Required work>
Each line of the material must be returned exactly.
# # # # #
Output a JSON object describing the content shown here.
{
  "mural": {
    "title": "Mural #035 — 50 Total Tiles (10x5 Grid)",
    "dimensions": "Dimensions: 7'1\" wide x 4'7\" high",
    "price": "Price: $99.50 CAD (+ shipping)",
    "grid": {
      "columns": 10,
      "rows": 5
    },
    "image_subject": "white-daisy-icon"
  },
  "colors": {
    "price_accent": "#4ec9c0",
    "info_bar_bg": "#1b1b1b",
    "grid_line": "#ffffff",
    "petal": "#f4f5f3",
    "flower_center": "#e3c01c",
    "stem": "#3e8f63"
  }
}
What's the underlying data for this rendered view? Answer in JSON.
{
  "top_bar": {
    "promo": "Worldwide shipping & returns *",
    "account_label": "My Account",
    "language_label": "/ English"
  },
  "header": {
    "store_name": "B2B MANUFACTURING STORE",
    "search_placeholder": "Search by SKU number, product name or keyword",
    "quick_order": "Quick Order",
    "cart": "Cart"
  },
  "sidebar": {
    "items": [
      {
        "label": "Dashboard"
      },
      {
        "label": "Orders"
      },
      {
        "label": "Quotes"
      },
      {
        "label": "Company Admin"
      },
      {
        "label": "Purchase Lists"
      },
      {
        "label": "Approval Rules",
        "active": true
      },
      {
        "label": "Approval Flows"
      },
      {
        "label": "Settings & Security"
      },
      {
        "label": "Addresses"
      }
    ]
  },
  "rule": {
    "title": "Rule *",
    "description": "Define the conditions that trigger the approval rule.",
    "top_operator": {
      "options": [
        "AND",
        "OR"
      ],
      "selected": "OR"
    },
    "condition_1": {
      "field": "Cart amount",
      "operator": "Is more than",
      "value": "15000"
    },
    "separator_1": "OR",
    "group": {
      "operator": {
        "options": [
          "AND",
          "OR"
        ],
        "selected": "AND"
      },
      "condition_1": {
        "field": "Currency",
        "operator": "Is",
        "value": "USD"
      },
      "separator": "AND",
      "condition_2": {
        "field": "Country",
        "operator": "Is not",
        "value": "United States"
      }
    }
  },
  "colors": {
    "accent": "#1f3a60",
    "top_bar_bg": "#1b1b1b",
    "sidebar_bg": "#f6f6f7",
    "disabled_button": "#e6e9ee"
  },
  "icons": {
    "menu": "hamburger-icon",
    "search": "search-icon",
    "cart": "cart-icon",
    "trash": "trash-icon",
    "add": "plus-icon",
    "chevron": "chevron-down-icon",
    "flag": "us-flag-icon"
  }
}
# # # # #
Solution>
Output a JSON object describing the content shown here.
{
  "mural": {
    "title": "Mural #035 — 50 Total Tiles (10x5 Grid)",
    "dimensions": "Dimensions: 7'1\" wide x 4'7\" high",
    "price": "Price: $99.50 CAD (+ shipping)",
    "grid": {
      "columns": 10,
      "rows": 5
    },
    "image_subject": "white-daisy-icon"
  },
  "colors": {
    "price_accent": "#4ec9c0",
    "info_bar_bg": "#1b1b1b",
    "grid_line": "#ffffff",
    "petal": "#f4f5f3",
    "flower_center": "#e3c01c",
    "stem": "#3e8f63"
  }
}
What's the underlying data for this rendered view? Answer in JSON.
{
  "top_bar": {
    "promo": "Worldwide shipping & returns *",
    "account_label": "My Account",
    "language_label": "/ English"
  },
  "header": {
    "store_name": "B2B MANUFACTURING STORE",
    "search_placeholder": "Search by SKU number, product name or keyword",
    "quick_order": "Quick Order",
    "cart": "Cart"
  },
  "sidebar": {
    "items": [
      {
        "label": "Dashboard"
      },
      {
        "label": "Orders"
      },
      {
        "label": "Quotes"
      },
      {
        "label": "Company Admin"
      },
      {
        "label": "Purchase Lists"
      },
      {
        "label": "Approval Rules",
        "active": true
      },
      {
        "label": "Approval Flows"
      },
      {
        "label": "Settings & Security"
      },
      {
        "label": "Addresses"
      }
    ]
  },
  "rule": {
    "title": "Rule *",
    "description": "Define the conditions that trigger the approval rule.",
    "top_operator": {
      "options": [
        "AND",
        "OR"
      ],
      "selected": "OR"
    },
    "condition_1": {
      "field": "Cart amount",
      "operator": "Is more than",
      "value": "15000"
    },
    "separator_1": "OR",
    "group": {
      "operator": {
        "options": [
          "AND",
          "OR"
        ],
        "selected": "AND"
      },
      "condition_1": {
        "field": "Currency",
        "operator": "Is",
        "value": "USD"
      },
      "separator": "AND",
      "condition_2": {
        "field": "Country",
        "operator": "Is not",
        "value": "United States"
      }
    }
  },
  "colors": {
    "accent": "#1f3a60",
    "top_bar_bg": "#1b1b1b",
    "sidebar_bg": "#f6f6f7",
    "disabled_button": "#e6e9ee"
  },
  "icons": {
    "menu": "hamburger-icon",
    "search": "search-icon",
    "cart": "cart-icon",
    "trash": "trash-icon",
    "add": "plus-icon",
    "chevron": "chevron-down-icon",
    "flag": "us-flag-icon"
  }
}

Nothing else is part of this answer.